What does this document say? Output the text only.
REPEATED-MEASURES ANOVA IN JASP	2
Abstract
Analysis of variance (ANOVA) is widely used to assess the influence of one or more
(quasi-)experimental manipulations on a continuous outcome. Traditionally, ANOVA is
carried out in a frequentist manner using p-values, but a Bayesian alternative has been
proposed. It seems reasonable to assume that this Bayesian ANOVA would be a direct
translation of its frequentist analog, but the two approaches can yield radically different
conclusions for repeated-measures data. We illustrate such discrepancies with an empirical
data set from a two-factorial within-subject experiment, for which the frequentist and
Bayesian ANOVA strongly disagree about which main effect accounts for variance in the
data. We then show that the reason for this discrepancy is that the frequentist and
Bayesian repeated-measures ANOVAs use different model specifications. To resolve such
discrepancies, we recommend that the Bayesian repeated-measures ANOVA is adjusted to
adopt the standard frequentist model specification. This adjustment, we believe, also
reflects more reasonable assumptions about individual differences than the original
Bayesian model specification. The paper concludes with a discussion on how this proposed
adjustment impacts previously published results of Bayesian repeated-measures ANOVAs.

________________________

Print the entries exactly. Include every one.

### RESPONSE TO THE TASK
What does this document say? Output the text only.
REPEATED-MEASURES ANOVA IN JASP	2
Abstract
Analysis of variance (ANOVA) is widely used to assess the influence of one or more
(quasi-)experimental manipulations on a continuous outcome. Traditionally, ANOVA is
carried out in a frequentist manner using p-values, but a Bayesian alternative has been
proposed. It seems reasonable to assume that this Bayesian ANOVA would be a direct
translation of its frequentist analog, but the two approaches can yield radically different
conclusions for repeated-measures data. We illustrate such discrepancies with an empirical
data set from a two-factorial within-subject experiment, for which the frequentist and
Bayesian ANOVA strongly disagree about which main effect accounts for variance in the
data. We then show that the reason for this discrepancy is that the frequentist and
Bayesian repeated-measures ANOVAs use different model specifications. To resolve such
discrepancies, we recommend that the Bayesian repeated-measures ANOVA is adjusted to
adopt the standard frequentist model specification. This adjustment, we believe, also
reflects more reasonable assumptions about individual differences than the original
Bayesian model specification. The paper concludes with a discussion on how this proposed
adjustment impacts previously published results of Bayesian repeated-measures ANOVAs.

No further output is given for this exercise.